**Exercise**
Present the following entries again, word for word and in full.

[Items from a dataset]
========
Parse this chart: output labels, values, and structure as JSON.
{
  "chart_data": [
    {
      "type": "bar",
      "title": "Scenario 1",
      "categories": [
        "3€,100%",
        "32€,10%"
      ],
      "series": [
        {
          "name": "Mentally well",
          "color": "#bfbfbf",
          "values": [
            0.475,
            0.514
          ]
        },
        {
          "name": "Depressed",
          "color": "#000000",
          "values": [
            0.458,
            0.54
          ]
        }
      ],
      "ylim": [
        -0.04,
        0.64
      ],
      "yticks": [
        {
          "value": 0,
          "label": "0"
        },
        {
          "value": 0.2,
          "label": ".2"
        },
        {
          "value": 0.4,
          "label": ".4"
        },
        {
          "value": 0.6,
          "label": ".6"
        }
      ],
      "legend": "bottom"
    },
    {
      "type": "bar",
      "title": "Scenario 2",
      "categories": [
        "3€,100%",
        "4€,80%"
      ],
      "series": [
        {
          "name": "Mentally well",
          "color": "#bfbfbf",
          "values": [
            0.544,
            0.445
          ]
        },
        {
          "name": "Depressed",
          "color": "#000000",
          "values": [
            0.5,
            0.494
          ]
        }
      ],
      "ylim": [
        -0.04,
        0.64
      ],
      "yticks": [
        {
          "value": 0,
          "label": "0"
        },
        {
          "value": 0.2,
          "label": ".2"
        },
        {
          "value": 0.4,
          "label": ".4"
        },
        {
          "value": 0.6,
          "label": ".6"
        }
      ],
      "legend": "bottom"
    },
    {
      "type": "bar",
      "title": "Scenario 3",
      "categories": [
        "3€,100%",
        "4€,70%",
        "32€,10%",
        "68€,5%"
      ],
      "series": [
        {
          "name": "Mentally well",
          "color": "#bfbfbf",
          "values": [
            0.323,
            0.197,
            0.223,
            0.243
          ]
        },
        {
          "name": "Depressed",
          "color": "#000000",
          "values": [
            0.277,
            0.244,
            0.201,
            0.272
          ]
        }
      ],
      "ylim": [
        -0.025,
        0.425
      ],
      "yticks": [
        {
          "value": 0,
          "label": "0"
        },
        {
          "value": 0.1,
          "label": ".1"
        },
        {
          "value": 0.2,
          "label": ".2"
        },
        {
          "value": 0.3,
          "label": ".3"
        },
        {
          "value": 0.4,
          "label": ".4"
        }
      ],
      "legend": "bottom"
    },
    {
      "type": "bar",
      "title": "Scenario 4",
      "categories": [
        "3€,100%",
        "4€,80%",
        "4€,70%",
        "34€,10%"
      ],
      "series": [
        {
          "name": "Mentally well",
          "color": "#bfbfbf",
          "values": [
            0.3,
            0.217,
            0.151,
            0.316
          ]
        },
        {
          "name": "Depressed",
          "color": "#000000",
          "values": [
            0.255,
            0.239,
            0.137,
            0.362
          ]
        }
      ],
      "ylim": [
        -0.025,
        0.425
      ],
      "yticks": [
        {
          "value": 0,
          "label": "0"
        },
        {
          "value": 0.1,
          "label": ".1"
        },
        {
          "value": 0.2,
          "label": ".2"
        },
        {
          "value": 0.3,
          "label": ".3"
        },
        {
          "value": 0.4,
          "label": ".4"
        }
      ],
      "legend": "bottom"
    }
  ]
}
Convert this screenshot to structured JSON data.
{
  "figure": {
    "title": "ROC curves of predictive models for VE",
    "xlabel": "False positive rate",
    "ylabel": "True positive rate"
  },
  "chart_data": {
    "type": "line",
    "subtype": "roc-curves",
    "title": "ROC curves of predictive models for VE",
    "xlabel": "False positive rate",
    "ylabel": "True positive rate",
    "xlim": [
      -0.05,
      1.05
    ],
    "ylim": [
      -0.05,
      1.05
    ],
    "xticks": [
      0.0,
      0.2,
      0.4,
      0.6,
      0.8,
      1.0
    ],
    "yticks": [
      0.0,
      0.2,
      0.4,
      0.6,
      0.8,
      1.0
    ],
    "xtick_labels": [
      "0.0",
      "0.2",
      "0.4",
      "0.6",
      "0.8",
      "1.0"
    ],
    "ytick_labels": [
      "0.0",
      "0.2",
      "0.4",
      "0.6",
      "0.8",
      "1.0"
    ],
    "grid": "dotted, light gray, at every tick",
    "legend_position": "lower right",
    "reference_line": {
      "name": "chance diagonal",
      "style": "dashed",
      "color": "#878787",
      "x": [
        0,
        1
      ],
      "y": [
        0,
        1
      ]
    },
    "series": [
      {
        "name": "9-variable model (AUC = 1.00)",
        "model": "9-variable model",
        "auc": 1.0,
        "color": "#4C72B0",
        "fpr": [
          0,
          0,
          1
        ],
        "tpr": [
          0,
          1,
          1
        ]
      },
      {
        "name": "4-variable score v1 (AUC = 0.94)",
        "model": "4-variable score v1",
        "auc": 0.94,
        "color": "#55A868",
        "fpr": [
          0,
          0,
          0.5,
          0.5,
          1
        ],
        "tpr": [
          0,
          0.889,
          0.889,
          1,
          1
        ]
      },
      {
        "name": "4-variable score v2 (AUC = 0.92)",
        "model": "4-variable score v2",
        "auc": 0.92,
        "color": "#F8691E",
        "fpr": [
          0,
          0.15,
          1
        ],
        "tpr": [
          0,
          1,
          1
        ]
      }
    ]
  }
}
========
**Exercise response**
Parse this chart: output labels, values, and structure as JSON.
{
  "chart_data": [
    {
      "type": "bar",
      "title": "Scenario 1",
      "categories": [
        "3€,100%",
        "32€,10%"
      ],
      "series": [
        {
          "name": "Mentally well",
          "color": "#bfbfbf",
          "values": [
            0.475,
            0.514
          ]
        },
        {
          "name": "Depressed",
          "color": "#000000",
          "values": [
            0.458,
            0.54
          ]
        }
      ],
      "ylim": [
        -0.04,
        0.64
      ],
      "yticks": [
        {
          "value": 0,
          "label": "0"
        },
        {
          "value": 0.2,
          "label": ".2"
        },
        {
          "value": 0.4,
          "label": ".4"
        },
        {
          "value": 0.6,
          "label": ".6"
        }
      ],
      "legend": "bottom"
    },
    {
      "type": "bar",
      "title": "Scenario 2",
      "categories": [
        "3€,100%",
        "4€,80%"
      ],
      "series": [
        {
          "name": "Mentally well",
          "color": "#bfbfbf",
          "values": [
            0.544,
            0.445
          ]
        },
        {
          "name": "Depressed",
          "color": "#000000",
          "values": [
            0.5,
            0.494
          ]
        }
      ],
      "ylim": [
        -0.04,
        0.64
      ],
      "yticks": [
        {
          "value": 0,
          "label": "0"
        },
        {
          "value": 0.2,
          "label": ".2"
        },
        {
          "value": 0.4,
          "label": ".4"
        },
        {
          "value": 0.6,
          "label": ".6"
        }
      ],
      "legend": "bottom"
    },
    {
      "type": "bar",
      "title": "Scenario 3",
      "categories": [
        "3€,100%",
        "4€,70%",
        "32€,10%",
        "68€,5%"
      ],
      "series": [
        {
          "name": "Mentally well",
          "color": "#bfbfbf",
          "values": [
            0.323,
            0.197,
            0.223,
            0.243
          ]
        },
        {
          "name": "Depressed",
          "color": "#000000",
          "values": [
            0.277,
            0.244,
            0.201,
            0.272
          ]
        }
      ],
      "ylim": [
        -0.025,
        0.425
      ],
      "yticks": [
        {
          "value": 0,
          "label": "0"
        },
        {
          "value": 0.1,
          "label": ".1"
        },
        {
          "value": 0.2,
          "label": ".2"
        },
        {
          "value": 0.3,
          "label": ".3"
        },
        {
          "value": 0.4,
          "label": ".4"
        }
      ],
      "legend": "bottom"
    },
    {
      "type": "bar",
      "title": "Scenario 4",
      "categories": [
        "3€,100%",
        "4€,80%",
        "4€,70%",
        "34€,10%"
      ],
      "series": [
        {
          "name": "Mentally well",
          "color": "#bfbfbf",
          "values": [
            0.3,
            0.217,
            0.151,
            0.316
          ]
        },
        {
          "name": "Depressed",
          "color": "#000000",
          "values": [
            0.255,
            0.239,
            0.137,
            0.362
          ]
        }
      ],
      "ylim": [
        -0.025,
        0.425
      ],
      "yticks": [
        {
          "value": 0,
          "label": "0"
        },
        {
          "value": 0.1,
          "label": ".1"
        },
        {
          "value": 0.2,
          "label": ".2"
        },
        {
          "value": 0.3,
          "label": ".3"
        },
        {
          "value": 0.4,
          "label": ".4"
        }
      ],
      "legend": "bottom"
    }
  ]
}
Convert this screenshot to structured JSON data.
{
  "figure": {
    "title": "ROC curves of predictive models for VE",
    "xlabel": "False positive rate",
    "ylabel": "True positive rate"
  },
  "chart_data": {
    "type": "line",
    "subtype": "roc-curves",
    "title": "ROC curves of predictive models for VE",
    "xlabel": "False positive rate",
    "ylabel": "True positive rate",
    "xlim": [
      -0.05,
      1.05
    ],
    "ylim": [
      -0.05,
      1.05
    ],
    "xticks": [
      0.0,
      0.2,
      0.4,
      0.6,
      0.8,
      1.0
    ],
    "yticks": [
      0.0,
      0.2,
      0.4,
      0.6,
      0.8,
      1.0
    ],
    "xtick_labels": [
      "0.0",
      "0.2",
      "0.4",
      "0.6",
      "0.8",
      "1.0"
    ],
    "ytick_labels": [
      "0.0",
      "0.2",
      "0.4",
      "0.6",
      "0.8",
      "1.0"
    ],
    "grid": "dotted, light gray, at every tick",
    "legend_position": "lower right",
    "reference_line": {
      "name": "chance diagonal",
      "style": "dashed",
      "color": "#878787",
      "x": [
        0,
        1
      ],
      "y": [
        0,
        1
      ]
    },
    "series": [
      {
        "name": "9-variable model (AUC = 1.00)",
        "model": "9-variable model",
        "auc": 1.0,
        "color": "#4C72B0",
        "fpr": [
          0,
          0,
          1
        ],
        "tpr": [
          0,
          1,
          1
        ]
      },
      {
        "name": "4-variable score v1 (AUC = 0.94)",
        "model": "4-variable score v1",
        "auc": 0.94,
        "color": "#55A868",
        "fpr": [
          0,
          0,
          0.5,
          0.5,
          1
        ],
        "tpr": [
          0,
          0.889,
          0.889,
          1,
          1
        ]
      },
      {
        "name": "4-variable score v2 (AUC = 0.92)",
        "model": "4-variable score v2",
        "auc": 0.92,
        "color": "#F8691E",
        "fpr": [
          0,
          0.15,
          1
        ],
        "tpr": [
          0,
          1,
          1
        ]
      }
    ]
  }
}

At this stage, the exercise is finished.